Listed entries start

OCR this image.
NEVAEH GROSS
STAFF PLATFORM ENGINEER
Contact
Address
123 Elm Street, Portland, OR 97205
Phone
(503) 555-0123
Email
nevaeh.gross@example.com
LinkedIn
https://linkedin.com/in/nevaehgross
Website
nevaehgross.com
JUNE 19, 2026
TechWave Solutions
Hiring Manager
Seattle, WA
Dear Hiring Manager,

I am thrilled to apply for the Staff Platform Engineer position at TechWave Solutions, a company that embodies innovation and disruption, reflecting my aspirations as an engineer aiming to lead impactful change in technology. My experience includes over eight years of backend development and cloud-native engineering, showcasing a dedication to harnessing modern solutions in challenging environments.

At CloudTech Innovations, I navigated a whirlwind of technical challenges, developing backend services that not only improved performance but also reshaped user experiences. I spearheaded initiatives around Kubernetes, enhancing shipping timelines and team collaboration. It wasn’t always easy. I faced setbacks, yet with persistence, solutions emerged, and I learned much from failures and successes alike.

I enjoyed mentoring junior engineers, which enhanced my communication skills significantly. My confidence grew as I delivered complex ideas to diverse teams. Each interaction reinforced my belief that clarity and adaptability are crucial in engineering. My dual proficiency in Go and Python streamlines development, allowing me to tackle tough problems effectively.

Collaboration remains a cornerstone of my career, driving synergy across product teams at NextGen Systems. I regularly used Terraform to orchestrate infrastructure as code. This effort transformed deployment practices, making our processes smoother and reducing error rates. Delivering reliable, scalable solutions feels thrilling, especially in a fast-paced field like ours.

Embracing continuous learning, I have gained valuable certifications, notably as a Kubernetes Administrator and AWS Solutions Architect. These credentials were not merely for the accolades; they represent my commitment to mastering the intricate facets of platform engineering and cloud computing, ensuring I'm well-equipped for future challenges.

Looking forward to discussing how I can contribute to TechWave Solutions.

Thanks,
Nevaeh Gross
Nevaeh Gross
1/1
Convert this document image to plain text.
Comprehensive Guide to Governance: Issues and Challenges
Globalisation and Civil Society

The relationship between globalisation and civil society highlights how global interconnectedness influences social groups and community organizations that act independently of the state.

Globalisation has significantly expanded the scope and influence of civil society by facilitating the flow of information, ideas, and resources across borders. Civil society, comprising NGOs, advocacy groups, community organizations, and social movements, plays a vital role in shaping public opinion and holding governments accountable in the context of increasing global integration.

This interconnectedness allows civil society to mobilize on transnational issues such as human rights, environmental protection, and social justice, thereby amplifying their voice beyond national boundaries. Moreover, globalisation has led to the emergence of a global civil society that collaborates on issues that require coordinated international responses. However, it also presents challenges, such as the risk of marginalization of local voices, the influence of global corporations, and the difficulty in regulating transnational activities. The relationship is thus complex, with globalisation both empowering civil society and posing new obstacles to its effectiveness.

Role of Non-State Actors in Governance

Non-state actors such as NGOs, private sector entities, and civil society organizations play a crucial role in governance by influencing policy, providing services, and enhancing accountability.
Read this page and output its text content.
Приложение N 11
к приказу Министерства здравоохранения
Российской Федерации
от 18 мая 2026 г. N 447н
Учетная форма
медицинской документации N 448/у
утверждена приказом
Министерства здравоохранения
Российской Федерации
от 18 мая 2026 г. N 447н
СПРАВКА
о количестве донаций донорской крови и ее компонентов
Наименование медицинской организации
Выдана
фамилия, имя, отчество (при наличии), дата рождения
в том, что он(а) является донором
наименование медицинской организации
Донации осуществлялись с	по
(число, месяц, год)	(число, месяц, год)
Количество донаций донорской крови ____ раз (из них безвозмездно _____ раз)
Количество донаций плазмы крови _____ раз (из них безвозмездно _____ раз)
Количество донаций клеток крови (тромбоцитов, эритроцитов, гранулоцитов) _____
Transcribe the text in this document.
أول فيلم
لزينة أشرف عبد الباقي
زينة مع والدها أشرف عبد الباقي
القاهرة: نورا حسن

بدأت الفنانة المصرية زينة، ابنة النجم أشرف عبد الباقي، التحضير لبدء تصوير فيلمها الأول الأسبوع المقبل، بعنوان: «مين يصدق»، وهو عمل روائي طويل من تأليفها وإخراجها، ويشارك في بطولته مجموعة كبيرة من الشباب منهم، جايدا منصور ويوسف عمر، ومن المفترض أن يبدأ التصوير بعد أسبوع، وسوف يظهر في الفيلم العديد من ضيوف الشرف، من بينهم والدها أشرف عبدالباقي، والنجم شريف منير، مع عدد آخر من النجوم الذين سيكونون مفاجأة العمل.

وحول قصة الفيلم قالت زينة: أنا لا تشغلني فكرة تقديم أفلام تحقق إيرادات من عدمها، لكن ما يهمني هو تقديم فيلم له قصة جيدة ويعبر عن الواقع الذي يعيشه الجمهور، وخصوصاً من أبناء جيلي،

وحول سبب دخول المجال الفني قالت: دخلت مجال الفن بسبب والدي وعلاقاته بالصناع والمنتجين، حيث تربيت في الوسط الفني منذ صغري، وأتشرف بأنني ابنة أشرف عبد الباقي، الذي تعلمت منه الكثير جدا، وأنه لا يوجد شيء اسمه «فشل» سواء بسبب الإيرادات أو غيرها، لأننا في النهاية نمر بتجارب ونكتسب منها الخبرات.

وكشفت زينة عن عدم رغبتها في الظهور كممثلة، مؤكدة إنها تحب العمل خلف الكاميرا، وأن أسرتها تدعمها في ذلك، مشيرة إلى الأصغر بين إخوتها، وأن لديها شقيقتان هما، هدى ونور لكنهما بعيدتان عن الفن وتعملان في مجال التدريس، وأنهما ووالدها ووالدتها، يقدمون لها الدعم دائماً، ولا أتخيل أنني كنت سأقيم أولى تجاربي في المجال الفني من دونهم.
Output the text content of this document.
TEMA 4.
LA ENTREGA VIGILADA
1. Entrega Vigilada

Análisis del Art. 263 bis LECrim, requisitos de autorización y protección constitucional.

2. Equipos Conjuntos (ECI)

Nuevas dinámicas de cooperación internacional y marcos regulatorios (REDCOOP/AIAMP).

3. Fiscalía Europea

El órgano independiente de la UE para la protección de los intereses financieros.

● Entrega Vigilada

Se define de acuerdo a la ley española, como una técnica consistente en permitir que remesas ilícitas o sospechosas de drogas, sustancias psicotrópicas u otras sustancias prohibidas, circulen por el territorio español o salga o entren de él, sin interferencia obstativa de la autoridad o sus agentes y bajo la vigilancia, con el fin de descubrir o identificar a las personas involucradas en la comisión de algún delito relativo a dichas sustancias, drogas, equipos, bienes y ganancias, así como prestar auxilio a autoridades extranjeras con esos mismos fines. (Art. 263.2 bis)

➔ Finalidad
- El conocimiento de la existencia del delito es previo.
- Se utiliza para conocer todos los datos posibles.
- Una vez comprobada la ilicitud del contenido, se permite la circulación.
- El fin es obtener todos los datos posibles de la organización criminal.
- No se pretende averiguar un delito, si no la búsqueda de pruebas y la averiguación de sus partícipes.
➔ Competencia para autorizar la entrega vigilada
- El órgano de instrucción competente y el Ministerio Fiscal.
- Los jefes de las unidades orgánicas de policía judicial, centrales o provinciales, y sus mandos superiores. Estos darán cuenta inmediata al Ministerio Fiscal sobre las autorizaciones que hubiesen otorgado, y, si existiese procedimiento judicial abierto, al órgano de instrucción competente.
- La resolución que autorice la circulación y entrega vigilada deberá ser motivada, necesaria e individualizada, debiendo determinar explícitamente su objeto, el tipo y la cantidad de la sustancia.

Listed entries end

▶ **Exercise objective**
From the listing above, collect each line in which the string "وحول" appears.

▶ **Reply to the task**
وحول قصة الفيلم قالت زينة: أنا لا تشغلني فكرة تقديم أفلام تحقق إيرادات من عدمها، لكن ما يهمني هو تقديم فيلم له قصة جيدة ويعبر عن الواقع الذي يعيشه الجمهور، وخصوصاً من أبناء جيلي،
وحول سبب دخول المجال الفني قالت: دخلت مجال الفن بسبب والدي وعلاقاته بالصناع والمنتجين، حيث تربيت في الوسط الفني منذ صغري، وأتشرف بأنني ابنة أشرف عبد الباقي، الذي تعلمت منه الكثير جدا، وأنه لا يوجد شيء اسمه «فشل» سواء بسبب الإيرادات أو غيرها، لأننا في النهاية نمر بتجارب ونكتسب منها الخبرات.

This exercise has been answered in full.